= Recorded data =
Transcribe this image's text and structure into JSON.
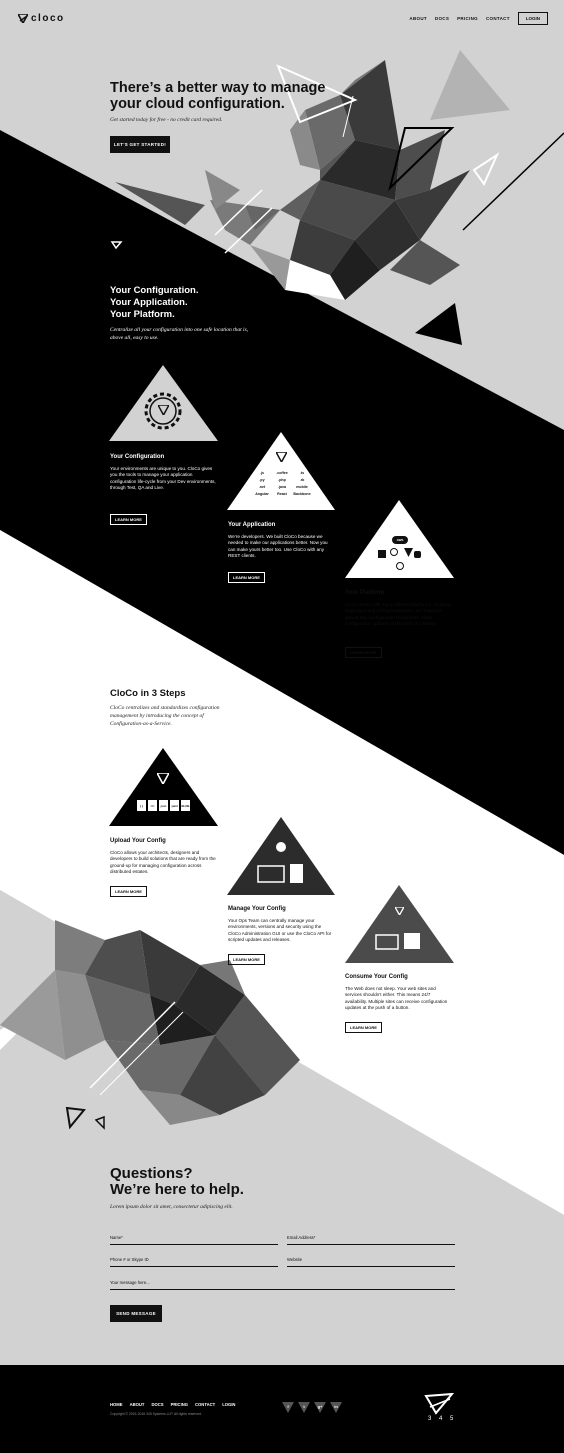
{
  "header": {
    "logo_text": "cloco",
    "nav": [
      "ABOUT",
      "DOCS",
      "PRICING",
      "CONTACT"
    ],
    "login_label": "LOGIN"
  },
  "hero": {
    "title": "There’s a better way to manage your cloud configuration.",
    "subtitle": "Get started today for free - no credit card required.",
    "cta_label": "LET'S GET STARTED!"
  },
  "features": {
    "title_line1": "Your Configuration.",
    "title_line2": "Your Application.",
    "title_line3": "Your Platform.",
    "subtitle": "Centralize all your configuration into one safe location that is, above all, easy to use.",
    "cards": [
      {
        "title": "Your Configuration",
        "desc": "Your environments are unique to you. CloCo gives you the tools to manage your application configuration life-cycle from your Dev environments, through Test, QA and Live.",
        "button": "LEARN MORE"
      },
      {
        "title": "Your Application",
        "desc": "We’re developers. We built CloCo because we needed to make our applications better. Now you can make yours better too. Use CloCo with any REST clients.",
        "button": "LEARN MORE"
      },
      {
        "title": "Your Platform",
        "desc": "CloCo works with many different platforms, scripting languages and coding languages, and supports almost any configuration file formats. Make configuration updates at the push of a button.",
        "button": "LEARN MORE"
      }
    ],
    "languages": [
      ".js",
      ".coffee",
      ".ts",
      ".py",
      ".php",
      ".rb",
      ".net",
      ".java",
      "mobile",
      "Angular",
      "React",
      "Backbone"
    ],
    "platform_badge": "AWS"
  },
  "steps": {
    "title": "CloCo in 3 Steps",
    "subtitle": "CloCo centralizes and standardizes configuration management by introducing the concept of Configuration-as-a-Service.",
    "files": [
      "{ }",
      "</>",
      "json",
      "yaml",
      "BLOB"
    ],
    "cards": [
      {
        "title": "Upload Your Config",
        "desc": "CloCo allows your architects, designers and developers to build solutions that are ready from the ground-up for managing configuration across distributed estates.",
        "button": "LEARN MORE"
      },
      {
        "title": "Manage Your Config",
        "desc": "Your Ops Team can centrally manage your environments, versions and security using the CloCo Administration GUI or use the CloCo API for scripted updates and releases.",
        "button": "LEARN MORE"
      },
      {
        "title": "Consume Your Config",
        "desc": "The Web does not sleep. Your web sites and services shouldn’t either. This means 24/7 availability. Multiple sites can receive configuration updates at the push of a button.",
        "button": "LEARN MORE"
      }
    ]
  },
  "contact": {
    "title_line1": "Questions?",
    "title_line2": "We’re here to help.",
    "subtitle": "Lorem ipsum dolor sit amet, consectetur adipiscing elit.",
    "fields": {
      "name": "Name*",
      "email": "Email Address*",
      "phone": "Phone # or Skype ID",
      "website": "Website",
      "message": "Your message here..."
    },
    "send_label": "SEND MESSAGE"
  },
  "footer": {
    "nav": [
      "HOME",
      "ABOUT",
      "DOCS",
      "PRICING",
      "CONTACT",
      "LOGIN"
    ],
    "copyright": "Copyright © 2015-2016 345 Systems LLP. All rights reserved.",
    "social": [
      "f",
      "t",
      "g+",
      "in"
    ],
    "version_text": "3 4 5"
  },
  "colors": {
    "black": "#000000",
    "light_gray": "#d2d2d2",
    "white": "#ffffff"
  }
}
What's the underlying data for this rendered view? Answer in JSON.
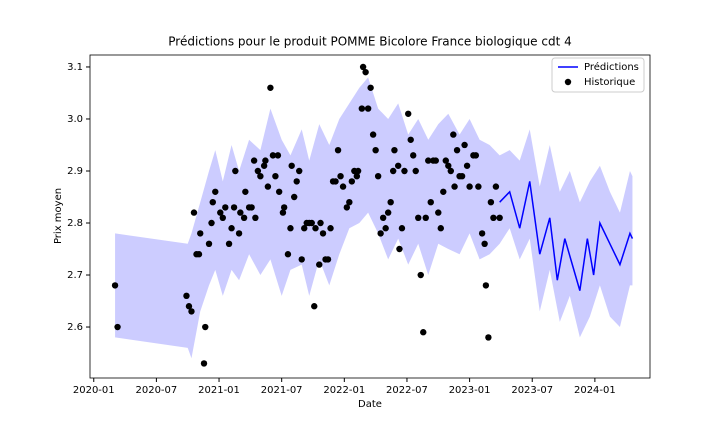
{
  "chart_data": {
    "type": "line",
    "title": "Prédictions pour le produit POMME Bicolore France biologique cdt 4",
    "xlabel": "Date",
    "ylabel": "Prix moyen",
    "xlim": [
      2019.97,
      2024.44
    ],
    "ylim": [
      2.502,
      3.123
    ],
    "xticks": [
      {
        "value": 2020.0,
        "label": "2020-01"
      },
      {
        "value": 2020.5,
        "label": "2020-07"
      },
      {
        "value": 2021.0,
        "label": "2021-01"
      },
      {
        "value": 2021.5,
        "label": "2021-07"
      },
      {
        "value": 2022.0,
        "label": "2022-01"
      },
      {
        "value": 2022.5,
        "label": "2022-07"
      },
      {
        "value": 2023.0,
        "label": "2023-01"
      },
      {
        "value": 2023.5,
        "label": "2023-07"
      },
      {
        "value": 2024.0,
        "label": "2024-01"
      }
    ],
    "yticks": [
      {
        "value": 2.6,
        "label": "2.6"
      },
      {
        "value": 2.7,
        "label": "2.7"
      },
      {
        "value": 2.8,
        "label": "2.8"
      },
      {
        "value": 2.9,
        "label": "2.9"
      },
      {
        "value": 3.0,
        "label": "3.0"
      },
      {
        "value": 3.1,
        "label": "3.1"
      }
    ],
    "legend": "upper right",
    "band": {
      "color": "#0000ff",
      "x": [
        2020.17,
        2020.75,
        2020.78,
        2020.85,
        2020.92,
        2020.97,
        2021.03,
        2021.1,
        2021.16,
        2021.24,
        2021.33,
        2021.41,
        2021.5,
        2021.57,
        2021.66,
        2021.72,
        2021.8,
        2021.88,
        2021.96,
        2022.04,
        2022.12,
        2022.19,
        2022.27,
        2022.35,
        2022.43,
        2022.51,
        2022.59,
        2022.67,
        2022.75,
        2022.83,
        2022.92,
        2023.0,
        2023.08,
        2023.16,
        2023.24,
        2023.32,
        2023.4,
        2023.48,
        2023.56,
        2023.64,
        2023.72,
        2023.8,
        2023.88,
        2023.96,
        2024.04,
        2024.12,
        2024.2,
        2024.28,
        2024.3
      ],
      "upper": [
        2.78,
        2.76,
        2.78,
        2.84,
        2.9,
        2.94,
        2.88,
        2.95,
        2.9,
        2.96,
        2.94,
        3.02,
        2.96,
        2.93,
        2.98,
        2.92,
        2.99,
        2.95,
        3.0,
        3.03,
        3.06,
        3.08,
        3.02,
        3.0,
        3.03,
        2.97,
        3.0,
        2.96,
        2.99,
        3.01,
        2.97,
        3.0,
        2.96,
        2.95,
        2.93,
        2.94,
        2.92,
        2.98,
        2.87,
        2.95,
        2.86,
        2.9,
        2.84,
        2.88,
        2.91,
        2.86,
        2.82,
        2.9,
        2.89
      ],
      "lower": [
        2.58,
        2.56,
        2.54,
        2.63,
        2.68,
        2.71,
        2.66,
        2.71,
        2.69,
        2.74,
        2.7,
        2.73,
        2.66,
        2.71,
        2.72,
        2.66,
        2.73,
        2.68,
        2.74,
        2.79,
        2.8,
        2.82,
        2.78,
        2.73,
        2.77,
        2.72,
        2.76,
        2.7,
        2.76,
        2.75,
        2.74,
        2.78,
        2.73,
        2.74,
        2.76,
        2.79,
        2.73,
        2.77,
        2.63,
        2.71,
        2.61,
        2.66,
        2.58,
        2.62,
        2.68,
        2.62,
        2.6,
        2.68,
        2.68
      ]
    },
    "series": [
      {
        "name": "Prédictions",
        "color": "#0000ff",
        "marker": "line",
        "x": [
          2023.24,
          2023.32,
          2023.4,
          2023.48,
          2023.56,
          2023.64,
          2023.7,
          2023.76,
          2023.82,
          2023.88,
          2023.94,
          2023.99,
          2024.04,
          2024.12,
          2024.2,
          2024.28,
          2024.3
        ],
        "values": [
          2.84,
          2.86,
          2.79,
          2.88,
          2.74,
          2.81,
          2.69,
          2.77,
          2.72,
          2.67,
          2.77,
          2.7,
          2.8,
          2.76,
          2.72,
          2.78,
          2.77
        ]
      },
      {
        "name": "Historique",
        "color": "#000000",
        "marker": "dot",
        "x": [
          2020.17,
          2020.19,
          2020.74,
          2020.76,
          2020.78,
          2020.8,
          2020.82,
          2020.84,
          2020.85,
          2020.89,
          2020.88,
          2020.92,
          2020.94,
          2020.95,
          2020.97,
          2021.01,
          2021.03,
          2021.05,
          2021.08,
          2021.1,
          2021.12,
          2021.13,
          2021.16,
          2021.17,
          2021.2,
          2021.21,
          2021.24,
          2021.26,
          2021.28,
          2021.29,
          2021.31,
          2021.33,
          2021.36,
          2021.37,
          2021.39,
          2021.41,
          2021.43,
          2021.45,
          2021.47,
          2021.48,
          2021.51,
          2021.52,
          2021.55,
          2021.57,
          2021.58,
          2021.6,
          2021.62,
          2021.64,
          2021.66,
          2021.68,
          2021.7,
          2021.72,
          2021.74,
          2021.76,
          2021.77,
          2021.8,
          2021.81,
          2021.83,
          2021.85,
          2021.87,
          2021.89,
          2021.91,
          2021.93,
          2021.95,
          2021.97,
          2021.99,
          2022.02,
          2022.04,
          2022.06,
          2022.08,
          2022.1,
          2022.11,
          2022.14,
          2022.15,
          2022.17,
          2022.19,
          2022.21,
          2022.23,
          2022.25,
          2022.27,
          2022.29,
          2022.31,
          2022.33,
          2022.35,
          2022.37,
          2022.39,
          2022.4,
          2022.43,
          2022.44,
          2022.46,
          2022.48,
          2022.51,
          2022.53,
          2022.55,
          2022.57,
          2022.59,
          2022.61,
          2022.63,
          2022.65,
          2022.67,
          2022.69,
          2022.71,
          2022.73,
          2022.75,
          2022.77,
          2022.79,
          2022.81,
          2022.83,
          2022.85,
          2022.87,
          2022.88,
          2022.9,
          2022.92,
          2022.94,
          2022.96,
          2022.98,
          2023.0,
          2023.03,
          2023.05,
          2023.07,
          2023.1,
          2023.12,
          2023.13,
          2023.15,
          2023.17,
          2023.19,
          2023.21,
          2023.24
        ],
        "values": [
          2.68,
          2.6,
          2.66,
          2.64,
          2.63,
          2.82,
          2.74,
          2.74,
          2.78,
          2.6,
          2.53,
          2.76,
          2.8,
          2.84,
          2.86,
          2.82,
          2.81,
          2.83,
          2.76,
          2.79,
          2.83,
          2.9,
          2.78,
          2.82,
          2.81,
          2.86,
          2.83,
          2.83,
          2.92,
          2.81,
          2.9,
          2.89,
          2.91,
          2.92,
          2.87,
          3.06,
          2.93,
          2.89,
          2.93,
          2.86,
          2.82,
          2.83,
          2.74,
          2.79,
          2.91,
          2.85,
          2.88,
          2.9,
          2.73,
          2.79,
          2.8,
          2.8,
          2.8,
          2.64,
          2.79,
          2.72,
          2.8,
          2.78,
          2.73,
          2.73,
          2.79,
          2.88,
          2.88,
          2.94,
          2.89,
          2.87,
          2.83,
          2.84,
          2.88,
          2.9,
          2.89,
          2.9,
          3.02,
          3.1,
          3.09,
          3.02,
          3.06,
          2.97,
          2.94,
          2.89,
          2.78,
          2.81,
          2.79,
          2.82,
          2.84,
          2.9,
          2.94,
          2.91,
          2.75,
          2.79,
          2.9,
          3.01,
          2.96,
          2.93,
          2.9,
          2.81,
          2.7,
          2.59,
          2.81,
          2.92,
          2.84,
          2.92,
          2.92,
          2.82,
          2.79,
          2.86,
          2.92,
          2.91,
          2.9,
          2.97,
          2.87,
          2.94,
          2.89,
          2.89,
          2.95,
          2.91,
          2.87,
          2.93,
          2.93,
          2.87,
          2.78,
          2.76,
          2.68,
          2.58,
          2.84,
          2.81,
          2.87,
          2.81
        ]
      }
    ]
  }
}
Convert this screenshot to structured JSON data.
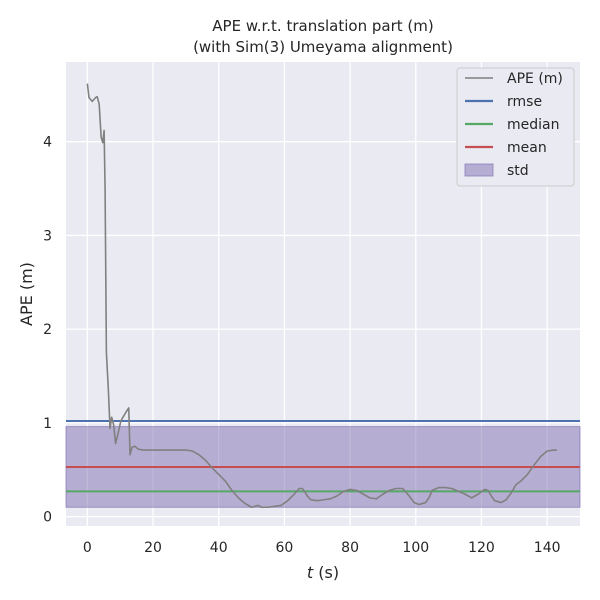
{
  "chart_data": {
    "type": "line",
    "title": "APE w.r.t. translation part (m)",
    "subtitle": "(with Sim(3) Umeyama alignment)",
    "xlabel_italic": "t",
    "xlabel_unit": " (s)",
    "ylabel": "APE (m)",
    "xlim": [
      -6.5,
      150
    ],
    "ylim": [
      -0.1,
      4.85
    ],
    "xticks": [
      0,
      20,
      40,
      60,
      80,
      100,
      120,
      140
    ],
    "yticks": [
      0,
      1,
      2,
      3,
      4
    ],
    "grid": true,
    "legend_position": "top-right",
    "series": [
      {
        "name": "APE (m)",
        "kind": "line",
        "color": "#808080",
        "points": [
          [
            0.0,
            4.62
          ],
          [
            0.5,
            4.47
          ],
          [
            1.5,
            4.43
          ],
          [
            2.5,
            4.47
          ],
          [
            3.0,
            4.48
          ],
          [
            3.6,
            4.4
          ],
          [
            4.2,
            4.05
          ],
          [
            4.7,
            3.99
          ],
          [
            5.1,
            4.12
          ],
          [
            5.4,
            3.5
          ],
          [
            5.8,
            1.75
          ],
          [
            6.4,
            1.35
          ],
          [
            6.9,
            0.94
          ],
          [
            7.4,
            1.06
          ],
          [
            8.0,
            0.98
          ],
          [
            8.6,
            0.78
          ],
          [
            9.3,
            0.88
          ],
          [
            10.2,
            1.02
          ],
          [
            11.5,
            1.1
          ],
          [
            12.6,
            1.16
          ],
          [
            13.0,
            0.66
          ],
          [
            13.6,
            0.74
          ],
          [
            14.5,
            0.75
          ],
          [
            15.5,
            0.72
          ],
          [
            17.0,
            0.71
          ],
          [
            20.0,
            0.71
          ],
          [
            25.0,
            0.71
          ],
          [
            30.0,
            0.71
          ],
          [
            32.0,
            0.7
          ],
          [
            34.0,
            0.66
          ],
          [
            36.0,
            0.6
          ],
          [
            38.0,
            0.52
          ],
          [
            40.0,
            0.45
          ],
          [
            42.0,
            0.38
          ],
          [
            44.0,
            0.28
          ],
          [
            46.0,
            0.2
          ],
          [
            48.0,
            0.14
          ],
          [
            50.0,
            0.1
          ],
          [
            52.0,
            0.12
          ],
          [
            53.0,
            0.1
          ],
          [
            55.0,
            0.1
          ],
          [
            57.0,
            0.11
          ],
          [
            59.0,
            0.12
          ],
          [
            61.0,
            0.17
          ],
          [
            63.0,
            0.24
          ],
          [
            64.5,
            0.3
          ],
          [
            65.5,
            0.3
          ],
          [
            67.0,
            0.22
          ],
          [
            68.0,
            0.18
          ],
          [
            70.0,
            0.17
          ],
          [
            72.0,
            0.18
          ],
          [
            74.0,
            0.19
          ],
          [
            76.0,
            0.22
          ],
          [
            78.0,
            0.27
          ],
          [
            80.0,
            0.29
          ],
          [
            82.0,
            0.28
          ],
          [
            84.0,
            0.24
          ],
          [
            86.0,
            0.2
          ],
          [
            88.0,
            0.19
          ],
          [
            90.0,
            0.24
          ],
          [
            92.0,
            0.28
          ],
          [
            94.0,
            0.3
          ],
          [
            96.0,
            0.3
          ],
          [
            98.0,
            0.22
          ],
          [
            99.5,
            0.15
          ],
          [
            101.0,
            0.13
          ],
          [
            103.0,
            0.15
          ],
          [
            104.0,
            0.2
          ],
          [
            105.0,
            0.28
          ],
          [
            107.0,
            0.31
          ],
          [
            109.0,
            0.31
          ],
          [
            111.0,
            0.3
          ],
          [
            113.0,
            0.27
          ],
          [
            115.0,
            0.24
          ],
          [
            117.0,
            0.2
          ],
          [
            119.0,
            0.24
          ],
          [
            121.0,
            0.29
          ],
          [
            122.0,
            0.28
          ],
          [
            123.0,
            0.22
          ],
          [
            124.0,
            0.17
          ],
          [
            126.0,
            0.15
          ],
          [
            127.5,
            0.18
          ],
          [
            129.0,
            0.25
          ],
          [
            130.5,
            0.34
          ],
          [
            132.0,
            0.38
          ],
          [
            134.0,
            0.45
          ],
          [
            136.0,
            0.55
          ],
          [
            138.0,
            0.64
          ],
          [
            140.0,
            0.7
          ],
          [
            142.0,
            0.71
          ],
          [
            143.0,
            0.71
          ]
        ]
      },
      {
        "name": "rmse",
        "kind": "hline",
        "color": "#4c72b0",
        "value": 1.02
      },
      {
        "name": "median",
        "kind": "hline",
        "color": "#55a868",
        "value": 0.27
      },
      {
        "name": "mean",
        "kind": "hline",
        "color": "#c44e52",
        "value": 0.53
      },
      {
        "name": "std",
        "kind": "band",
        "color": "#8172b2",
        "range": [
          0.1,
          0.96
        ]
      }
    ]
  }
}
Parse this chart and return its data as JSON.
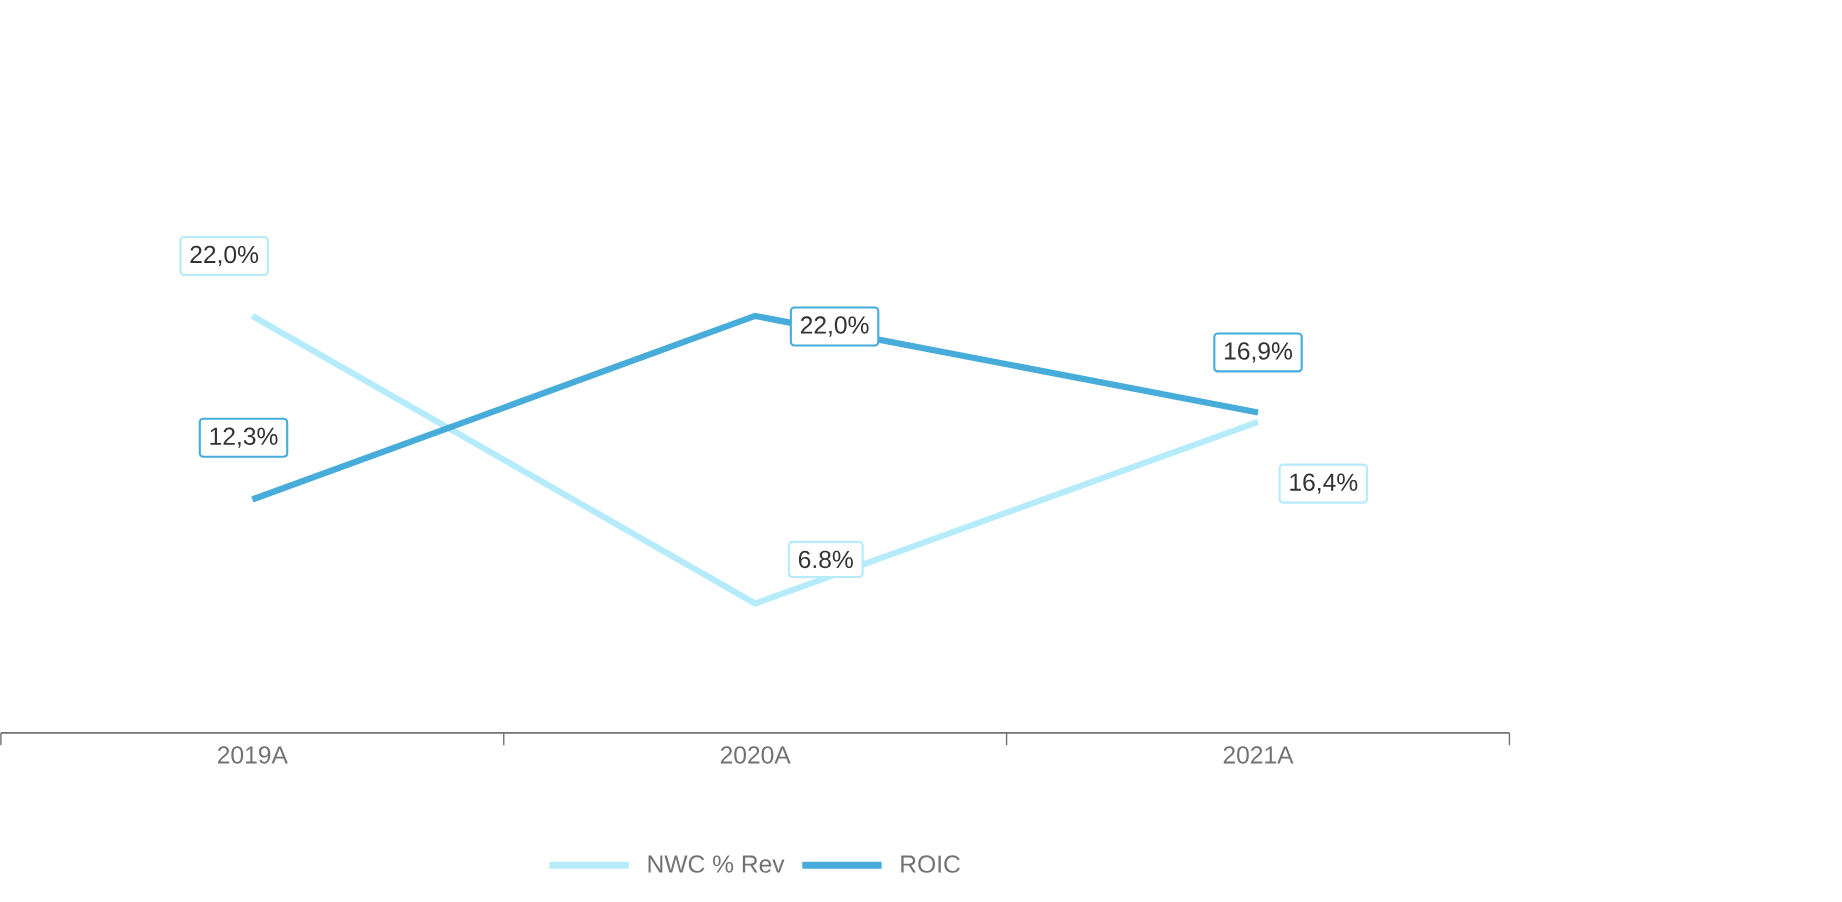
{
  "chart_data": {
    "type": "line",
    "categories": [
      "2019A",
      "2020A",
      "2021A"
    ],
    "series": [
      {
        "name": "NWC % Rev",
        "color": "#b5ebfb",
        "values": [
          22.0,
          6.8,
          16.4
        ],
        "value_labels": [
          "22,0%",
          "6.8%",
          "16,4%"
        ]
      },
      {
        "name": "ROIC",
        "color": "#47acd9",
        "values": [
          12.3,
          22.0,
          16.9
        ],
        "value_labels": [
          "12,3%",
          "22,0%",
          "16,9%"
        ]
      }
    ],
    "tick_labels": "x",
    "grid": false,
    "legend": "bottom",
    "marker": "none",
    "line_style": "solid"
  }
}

= Task directions =
Look through the data above. Copy every line with the string "developers" in it.

= Solution to this exercise =
        "desc": "We’re developers. We built CloCo because we needed to make our applications better. Now you can make yours better too. Use CloCo with any REST clients.",
        "desc": "CloCo allows your architects, designers and developers to build solutions that are ready from the ground-up for managing configuration across distributed estates.",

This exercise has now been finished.